[Opening SOURCE RECORDS section]

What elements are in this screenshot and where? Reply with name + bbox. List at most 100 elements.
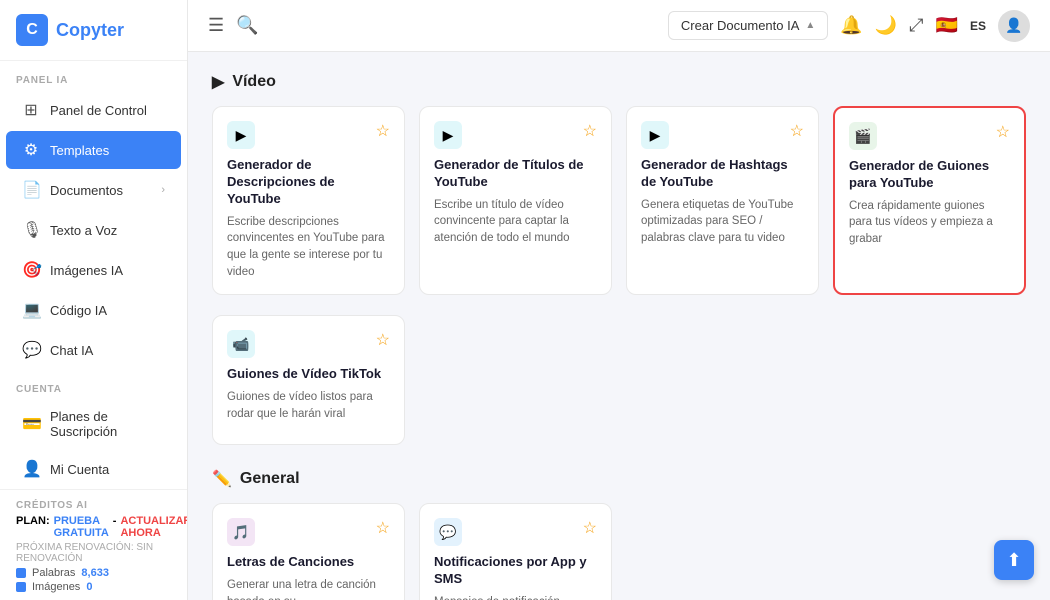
sidebar-item-cuenta[interactable]: 👤 Mi Cuenta [6, 450, 181, 488]
search-icon[interactable]: 🔍 [236, 15, 258, 36]
card-desc-youtube[interactable]: ▶ ☆ Generador de Descripciones de YouTub… [212, 106, 405, 295]
sidebar-credits: CRÉDITOS AI PLAN: PRUEBA GRATUITA - ACTU… [0, 489, 187, 600]
star-icon[interactable]: ☆ [376, 518, 390, 538]
sidebar-item-imagenes[interactable]: 🎯 Imágenes IA [6, 251, 181, 289]
card-top: 📹 ☆ [227, 330, 390, 358]
sidebar-item-label: Planes de Suscripción [50, 409, 165, 439]
chevron-up-icon: ▲ [805, 20, 815, 31]
image-icon: 🎯 [22, 260, 40, 280]
sidebar-item-label: Mi Cuenta [50, 462, 109, 477]
general-cards-grid: 🎵 ☆ Letras de Canciones Generar una letr… [212, 503, 1026, 600]
card-desc: Mensajes de notificación [434, 594, 597, 600]
sidebar-item-label: Panel de Control [50, 103, 147, 118]
images-dot [16, 582, 26, 592]
main-area: ☰ 🔍 Crear Documento IA ▲ 🔔 🌙 ⤢ 🇪🇸 ES 👤 ▶… [188, 0, 1050, 600]
star-icon[interactable]: ☆ [376, 121, 390, 141]
general-section: ✏️ General 🎵 ☆ Letras de Canciones Gener… [212, 469, 1026, 600]
card-titulos-youtube[interactable]: ▶ ☆ Generador de Títulos de YouTube Escr… [419, 106, 612, 295]
logo-icon: C [16, 14, 48, 46]
sidebar: C Copyter PANEL IA ⊞ Panel de Control ⚙ … [0, 0, 188, 600]
expand-icon[interactable]: ⤢ [909, 15, 923, 36]
card-guiones-tiktok[interactable]: 📹 ☆ Guiones de Vídeo TikTok Guiones de v… [212, 315, 405, 445]
general-section-label: General [240, 470, 300, 488]
star-icon[interactable]: ☆ [583, 518, 597, 538]
renewal-label: PRÓXIMA RENOVACIÓN: SIN RENOVACIÓN [16, 542, 171, 564]
plan-links: PLAN: PRUEBA GRATUITA - ACTUALIZAR AHORA [16, 515, 171, 539]
video-section-label: Vídeo [232, 73, 276, 91]
hamburger-icon[interactable]: ☰ [208, 15, 224, 36]
user-avatar[interactable]: 👤 [998, 10, 1030, 42]
card-music-icon: 🎵 [227, 518, 255, 546]
sidebar-item-label: Texto a Voz [50, 223, 117, 238]
scroll-top-icon: ⬆ [1006, 550, 1021, 571]
star-icon[interactable]: ☆ [583, 121, 597, 141]
card-title: Generador de Descripciones de YouTube [227, 157, 390, 208]
words-dot [16, 568, 26, 578]
words-credit-row: Palabras 8,633 [16, 567, 171, 579]
card-top: 🎵 ☆ [227, 518, 390, 546]
star-icon[interactable]: ☆ [376, 330, 390, 350]
video-section-icon: ▶ [212, 72, 224, 92]
words-label: Palabras [32, 567, 75, 579]
card-title: Guiones de Vídeo TikTok [227, 366, 390, 383]
plan-free-link[interactable]: PRUEBA GRATUITA [54, 515, 109, 539]
sidebar-item-label: Documentos [50, 183, 123, 198]
sidebar-item-texto[interactable]: 🎙 Texto a Voz [6, 211, 181, 249]
scroll-top-button[interactable]: ⬆ [994, 540, 1034, 580]
cuenta-label: CUENTA [0, 370, 187, 399]
sidebar-item-label: Imágenes IA [50, 263, 123, 278]
creditos-label: CRÉDITOS AI [16, 500, 171, 511]
flag-icon[interactable]: 🇪🇸 [936, 15, 958, 36]
logo-text: Copyter [56, 20, 124, 41]
topbar: ☰ 🔍 Crear Documento IA ▲ 🔔 🌙 ⤢ 🇪🇸 ES 👤 [188, 0, 1050, 52]
card-top: ▶ ☆ [434, 121, 597, 149]
sidebar-item-templates[interactable]: ⚙ Templates [6, 131, 181, 169]
sidebar-item-codigo[interactable]: 💻 Código IA [6, 291, 181, 329]
card-title: Notificaciones por App y SMS [434, 554, 597, 588]
general-section-title: ✏️ General [212, 469, 1026, 489]
card-hashtags-youtube[interactable]: ▶ ☆ Generador de Hashtags de YouTube Gen… [626, 106, 819, 295]
images-count: 0 [86, 581, 92, 593]
card-desc: Escribe un título de vídeo convincente p… [434, 197, 597, 247]
plan-label-text: PLAN: [16, 515, 50, 539]
templates-icon: ⚙ [22, 140, 40, 160]
star-icon[interactable]: ☆ [996, 122, 1010, 142]
images-credit-row: Imágenes 0 [16, 581, 171, 593]
card-top: ▶ ☆ [227, 121, 390, 149]
images-label: Imágenes [32, 581, 80, 593]
card-letras-canciones[interactable]: 🎵 ☆ Letras de Canciones Generar una letr… [212, 503, 405, 600]
card-desc: Genera etiquetas de YouTube optimizadas … [641, 197, 804, 247]
plan-separator: - [113, 515, 117, 539]
mic-icon: 🎙 [22, 220, 40, 240]
video-section-title: ▶ Vídeo [212, 72, 1026, 92]
card-top: 💬 ☆ [434, 518, 597, 546]
code-icon: 💻 [22, 300, 40, 320]
card-video-icon: ▶ [434, 121, 462, 149]
card-title: Generador de Hashtags de YouTube [641, 157, 804, 191]
video-cards-grid: ▶ ☆ Generador de Descripciones de YouTub… [212, 106, 1026, 295]
sidebar-item-documentos[interactable]: 📄 Documentos › [6, 171, 181, 209]
content-area: ▶ Vídeo ▶ ☆ Generador de Descripciones d… [188, 52, 1050, 600]
sidebar-item-chat[interactable]: 💬 Chat IA [6, 331, 181, 369]
words-count: 8,633 [81, 567, 109, 579]
sidebar-item-planes[interactable]: 💳 Planes de Suscripción [6, 400, 181, 448]
card-desc: Escribe descripciones convincentes en Yo… [227, 214, 390, 281]
plan-upgrade-link[interactable]: ACTUALIZAR AHORA [120, 515, 188, 539]
moon-icon[interactable]: 🌙 [875, 15, 897, 36]
card-chat-icon: 💬 [434, 518, 462, 546]
sidebar-item-panel[interactable]: ⊞ Panel de Control [6, 91, 181, 129]
grid-icon: ⊞ [22, 100, 40, 120]
card-video-icon: 🎬 [849, 122, 877, 150]
notification-bell-icon[interactable]: 🔔 [840, 15, 862, 36]
sidebar-item-label: Templates [50, 143, 109, 158]
sidebar-item-label: Chat IA [50, 343, 93, 358]
create-document-button[interactable]: Crear Documento IA ▲ [668, 11, 828, 40]
card-video-icon: 📹 [227, 330, 255, 358]
card-desc: Guiones de vídeo listos para rodar que l… [227, 389, 390, 422]
card-notificaciones-app[interactable]: 💬 ☆ Notificaciones por App y SMS Mensaje… [419, 503, 612, 600]
card-top: ▶ ☆ [641, 121, 804, 149]
card-top: 🎬 ☆ [849, 122, 1010, 150]
pencil-icon: ✏️ [212, 469, 232, 489]
star-icon[interactable]: ☆ [790, 121, 804, 141]
card-guiones-youtube[interactable]: 🎬 ☆ Generador de Guiones para YouTube Cr… [833, 106, 1026, 295]
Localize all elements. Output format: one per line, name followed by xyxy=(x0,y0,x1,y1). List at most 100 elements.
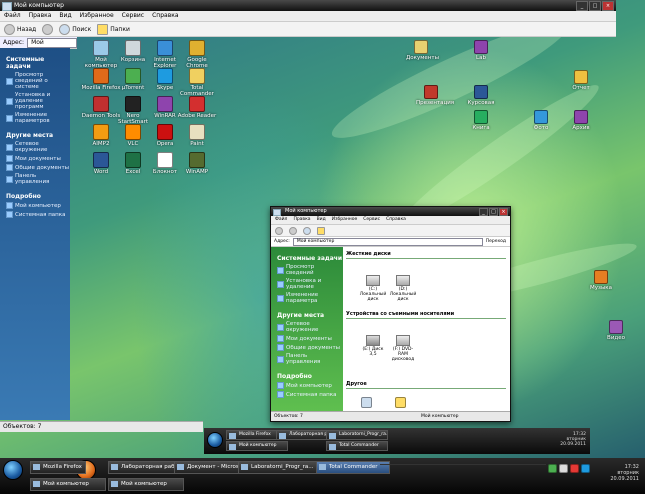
front-window-title: Мой компьютер xyxy=(285,208,327,214)
skype-tray-icon[interactable] xyxy=(581,464,590,473)
drive-f[interactable]: (F:) DVD-RAM дисковод xyxy=(389,335,417,362)
task-icon xyxy=(6,202,13,209)
menu-item[interactable]: Правка xyxy=(29,11,52,21)
drive-c[interactable]: (C:) Локальный диск xyxy=(359,275,387,302)
task-computer-2[interactable]: Мой компьютер xyxy=(108,478,184,491)
inner-taskbar: Mozilla Firefox Лабораторная работа Labo… xyxy=(204,428,590,454)
section-other: Другое xyxy=(346,381,367,387)
sidebar-item[interactable]: Установка и удаление программ xyxy=(6,92,70,110)
clock[interactable]: 17:32 вторник 20.09.2011 xyxy=(610,464,639,482)
close-button[interactable]: × xyxy=(499,208,508,216)
sidebar-header[interactable]: Подробно xyxy=(277,373,343,380)
back-statusbar: Объектов: 7 xyxy=(0,421,203,432)
folder-icon[interactable] xyxy=(395,397,406,408)
sidebar-item[interactable]: Установка и удаление xyxy=(277,278,343,290)
sidebar-item[interactable]: Мои документы xyxy=(6,155,70,162)
sidebar-item[interactable]: Изменение параметров xyxy=(6,112,70,124)
sidebar-item[interactable]: Системная папка xyxy=(6,211,70,218)
close-button[interactable]: × xyxy=(602,1,614,11)
task-firefox[interactable]: Mozilla Firefox xyxy=(30,461,86,474)
sidebar-item[interactable]: Сетевое окружение xyxy=(6,141,70,153)
front-address-field[interactable]: Мой компьютер xyxy=(292,237,483,246)
sidebar-item[interactable]: Мои документы xyxy=(277,335,343,342)
task-icon xyxy=(277,391,284,398)
menu-item[interactable]: Вид xyxy=(59,11,71,21)
sidebar-item[interactable]: Панель управления xyxy=(6,173,70,185)
desktop: Мой компьютер Корзина Internet Explorer Goo… xyxy=(0,0,645,494)
back-address-field[interactable]: Мой компьютер xyxy=(27,37,77,54)
start-orb[interactable] xyxy=(3,460,23,480)
menu-item[interactable]: Справка xyxy=(386,216,406,224)
menu-item[interactable]: Сервис xyxy=(122,11,144,21)
folder-icon[interactable] xyxy=(317,226,325,235)
control-panel-icon[interactable] xyxy=(361,397,372,408)
menu-item[interactable]: Вид xyxy=(317,216,326,224)
back-window-titlebar[interactable]: Мой компьютер _ □ × xyxy=(0,0,616,11)
back-arrow-icon[interactable] xyxy=(275,226,283,235)
menu-item[interactable]: Сервис xyxy=(363,216,380,224)
menu-item[interactable]: Файл xyxy=(4,11,21,21)
sidebar-item[interactable]: Мой компьютер xyxy=(6,202,70,209)
menu-item[interactable]: Правка xyxy=(293,216,310,224)
minimize-button[interactable]: _ xyxy=(576,1,588,11)
menu-item[interactable]: Справка xyxy=(152,11,178,21)
menu-item[interactable]: Избранное xyxy=(332,216,358,224)
back-button[interactable]: Назад xyxy=(4,23,36,35)
sidebar-item-label: Сетевое окружение xyxy=(15,141,48,153)
task-lab-file[interactable]: Laboratorni_Progr_ra... xyxy=(238,461,324,474)
sidebar-item[interactable]: Просмотр сведений xyxy=(277,264,343,276)
inner-start-orb[interactable] xyxy=(207,432,223,448)
task-computer[interactable]: Мой компьютер xyxy=(30,478,106,491)
sidebar-item[interactable]: Системная папка xyxy=(277,391,343,398)
sidebar-item[interactable]: Просмотр сведений о системе xyxy=(6,72,70,90)
network-icon[interactable] xyxy=(548,464,557,473)
sidebar-item-label: Установка и удаление xyxy=(286,278,322,290)
search-icon[interactable] xyxy=(303,226,311,235)
front-window-titlebar[interactable]: Мой компьютер _ □ × xyxy=(271,207,510,216)
inner-task[interactable]: Total Commander xyxy=(326,441,388,451)
task-lab[interactable]: Лабораторная работа xyxy=(108,461,184,474)
minimize-button[interactable]: _ xyxy=(479,208,488,216)
drive-e[interactable]: (E:) Диск 3,5 xyxy=(359,335,387,357)
forward-arrow-icon[interactable] xyxy=(289,226,297,235)
maximize-button[interactable]: □ xyxy=(589,1,601,11)
sidebar-header[interactable]: Системные задачи xyxy=(277,255,343,262)
sidebar-header[interactable]: Другие места xyxy=(6,132,70,139)
clock-date: 20.09.2011 xyxy=(610,476,639,482)
task-document[interactable]: Документ - Microsoft xyxy=(174,461,248,474)
sidebar-item[interactable]: Общие документы xyxy=(277,344,343,351)
task-icon xyxy=(277,294,284,302)
sidebar-item[interactable]: Изменение параметра xyxy=(277,292,343,304)
inner-clock[interactable]: 17:32 вторник 20.09.2011 xyxy=(560,432,586,447)
drive-d[interactable]: (D:) Локальный диск xyxy=(389,275,417,302)
maximize-button[interactable]: □ xyxy=(489,208,498,216)
task-icon xyxy=(277,323,284,331)
menu-item[interactable]: Файл xyxy=(275,216,287,224)
task-icon xyxy=(6,211,13,218)
task-total-commander[interactable]: Total Commander xyxy=(316,461,390,474)
task-icon xyxy=(6,155,13,162)
sidebar-item-label: Системная папка xyxy=(15,211,66,218)
search-button[interactable]: Поиск xyxy=(59,23,91,35)
sidebar-item[interactable]: Сетевое окружение xyxy=(277,321,343,333)
folders-button[interactable]: Папки xyxy=(97,23,130,35)
sidebar-header[interactable]: Системные задачи xyxy=(6,56,70,70)
sidebar-header[interactable]: Подробно xyxy=(6,193,70,200)
back-window-title: Мой компьютер xyxy=(14,2,64,9)
antivirus-icon[interactable] xyxy=(570,464,579,473)
taskbar: Mozilla Firefox Лабораторная работа Доку… xyxy=(0,458,645,494)
sidebar-item[interactable]: Панель управления xyxy=(277,353,343,365)
tray-icons xyxy=(548,464,590,473)
inner-task[interactable]: Мой компьютер xyxy=(226,441,288,451)
sidebar-item[interactable]: Мой компьютер xyxy=(277,382,343,389)
forward-button[interactable] xyxy=(42,23,54,35)
volume-icon[interactable] xyxy=(559,464,568,473)
sidebar-item-label: Мои документы xyxy=(286,335,332,342)
inner-task[interactable]: Laboratorni_Progr_ra... xyxy=(326,430,388,440)
computer-icon xyxy=(273,209,281,216)
sidebar-item[interactable]: Общие документы xyxy=(6,164,70,171)
go-button[interactable]: Переход xyxy=(486,239,510,244)
task-icon xyxy=(6,114,13,122)
menu-item[interactable]: Избранное xyxy=(80,11,114,21)
sidebar-header[interactable]: Другие места xyxy=(277,312,343,319)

[Closing SOURCE RECORDS section]

● **TASK STATEMENT**
In the entries above, find every line with the word "Справка" and list it.

● **OUTPUT**
menu-item[interactable]: Справка xyxy=(386,216,406,224)
menu-item[interactable]: Справка xyxy=(152,11,178,21)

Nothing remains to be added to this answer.